● Exercices
1. D'après le texte sur la musique congolaise, dans quelle langue le chant est-il en général ?
2. Modifiez le passage du texte sur la musique congolaise qui va de « La musique traditionnelle avait » à « circonstancielle ou occasionnelle. » : remplacez « éducative » par « instructive ».

● Texte présenté
————————
2) Zone de l’Equateur avec des danses et rythmes Ekonda, des groupes de danseurs Mongo, des chateurs et danseurs Mbuza et des rythmes et chants folk Ngombe ;

3) Zone de la Province orientale regroupe plusieurs foyers musicaux qui gardent encore des traditions ancestrales avec des groupes des danseurs Topoke, des joueurs de la musique traditionnelle Bangelema, des danseurs Bakumu et Wagenia, et des danseurs Azande et Makere ;

4) Région Kivu avec des groupes folkloriques des chanteurs Warega, des danseurs Bangubangu et les rythmes et chants Babembe ;

5) Zone Kasaï avec les grands berceaux de la musique traditionnelle congolaise comme les rythmes et chants folkloriques Baluba et Kuba, groupes de chanteurs et danseurs Lulua, Pende du Kasai, et aussi les chants et danses Tetela ;

6) Et dans la région du Katanga avec les principaux groupements qui conservent les vestiges de la musique traditionnelle : les danseurs Balubakat, chanteurs et danseurs Chokwe, rythmes et chants Basanda, chants folkloriques Lunda, Songe, Babembe et Bahemba.

FONCTIONS SOCIALES

La musique traditionnelle avait ses fonctions dans la société. Ces notions ne sont pas loin de celles accordées à la musique actuelle. Il n’y a que l’évolution des données vers un nouvel univers qui leur donne des aspects différents. Au centre de la musique se trouve toujours la vie sociale, religieuse, de la chasse, de la guerre, de l’agriculture, de l’éducation morale et civique, etc. Dès ses origines, la musique congolaise était éducative et fonctionnelle. La société primitive et ses exigences, la conduite à l’égard des supérieurs, les vices et les vertus, les contes, les légendes et les devinettes, etc. en constituaient les thèmes. C’était des chansons documentaires. Elles avaient un sens rituel, religieux et historique. Cette musique avait aussi un aspect agrémentaire, circonstancielle ou occasionnelle.

CHANT, DANSE, CRIS TRADITIONNELS DANS LA MUSIQUE CONTEMPORAINE

La danse et les chants traditionnels, en Rd-Congo en particulier, et en Afrique en général, sont étroitement liés. Qui dit chanson, dit danse. Une chanson est une condition suffisante pour qu’il y ait danse. Les premières danses introduites dans les années 1930-40 et même 1950, par des Coastmans furent le « Maringa » (Malinga), la « Rumba » et les danses folkloriques d’origine afro-cubaine teintées d’ingrédients africains. Durant ces décennies, sur la scène musicale, il y a eu la création d’une nouvelle chorégraphie qui se nourrissait régulièrement de nouvelles danses sorties du moule congolais. Le chant est en général en lingala ; c’est le début d’un processus qui va développer un genre de musique urbaine composée des chansons en langues vernaculaires dominées par le « Zebola », « Agbaya », « Maringa », « Rumba », « Nzango », « Kebo » et « Polka pike ».
————————
● Extrait des données
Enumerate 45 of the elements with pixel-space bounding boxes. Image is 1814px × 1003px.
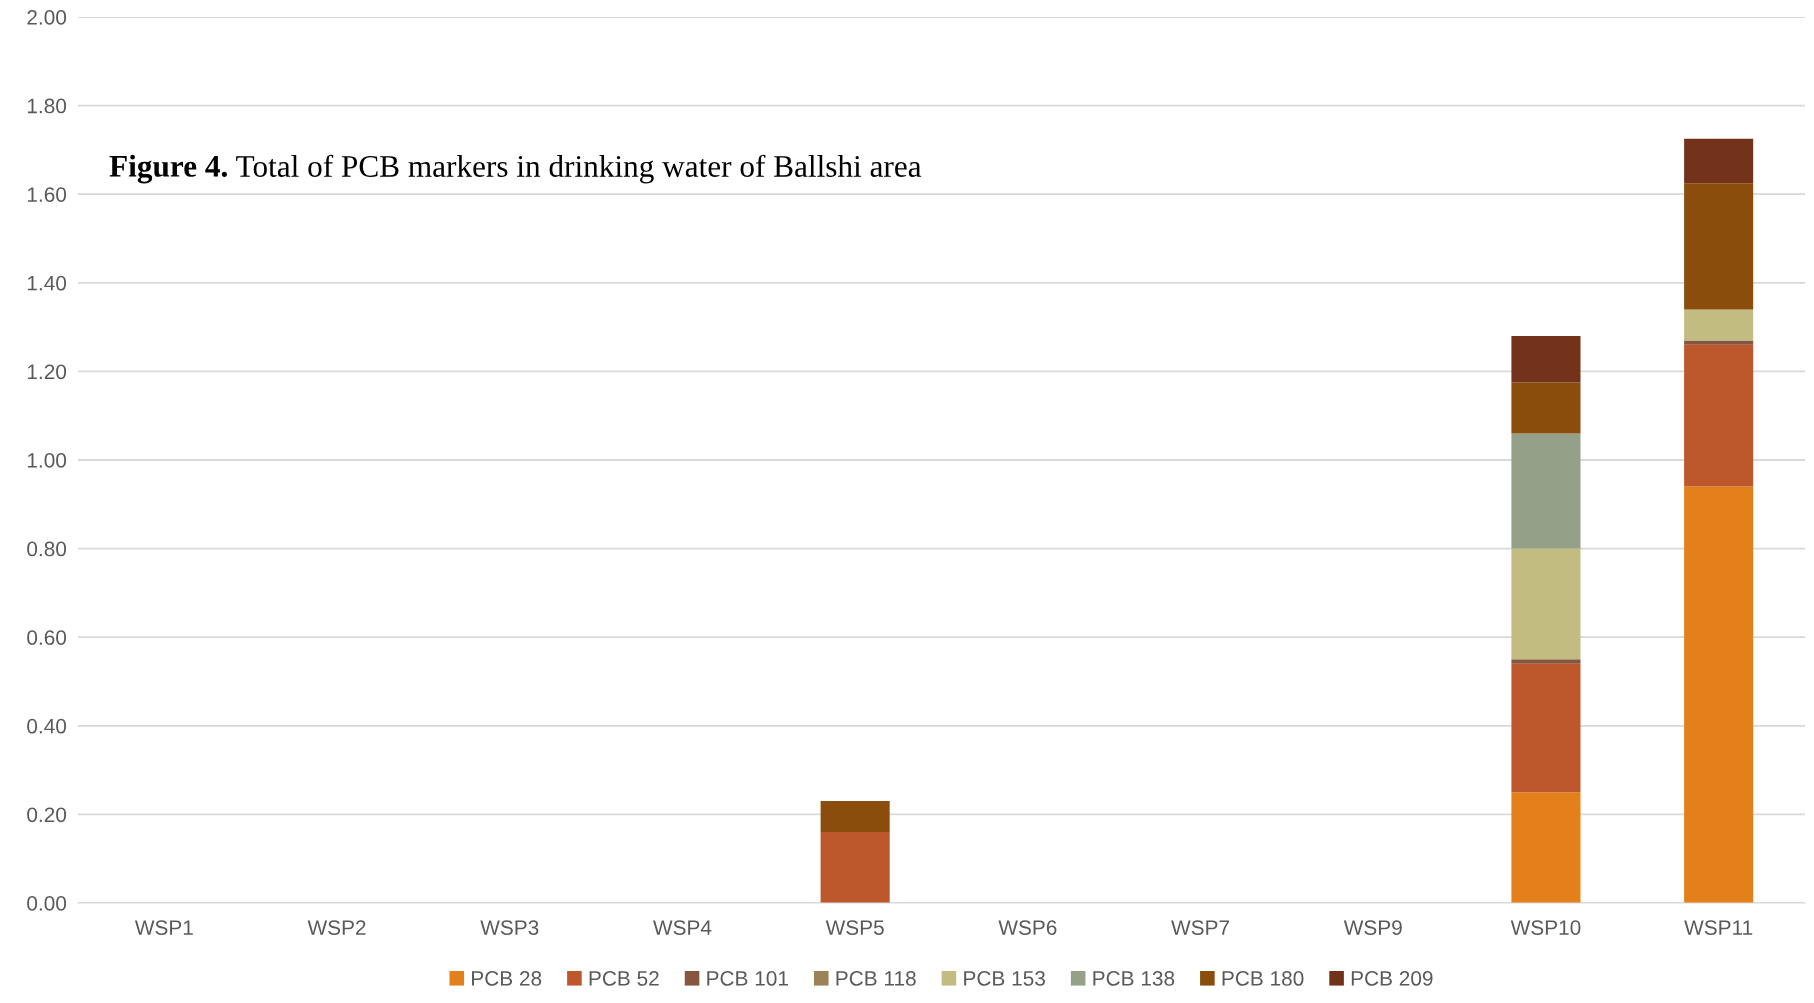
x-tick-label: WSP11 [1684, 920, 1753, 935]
————————
● Réponses aux exercices
1. En lingala.

2.
La musique traditionnelle avait ses fonctions dans la société. Ces notions ne sont pas loin de celles accordées à la musique actuelle. Il n’y a que l’évolution des données vers un nouvel univers qui leur donne des aspects différents. Au centre de la musique se trouve toujours la vie sociale, religieuse, de la chasse, de la guerre, de l’agriculture, de l’éducation morale et civique, etc. Dès ses origines, la musique congolaise était instructive et fonctionnelle. La société primitive et ses exigences, la conduite à l’égard des supérieurs, les vices et les vertus, les contes, les légendes et les devinettes, etc. en constituaient les thèmes. C’était des chansons documentaires. Elles avaient un sens rituel, religieux et historique. Cette musique avait aussi un aspect agrémentaire, circonstancielle ou occasionnelle.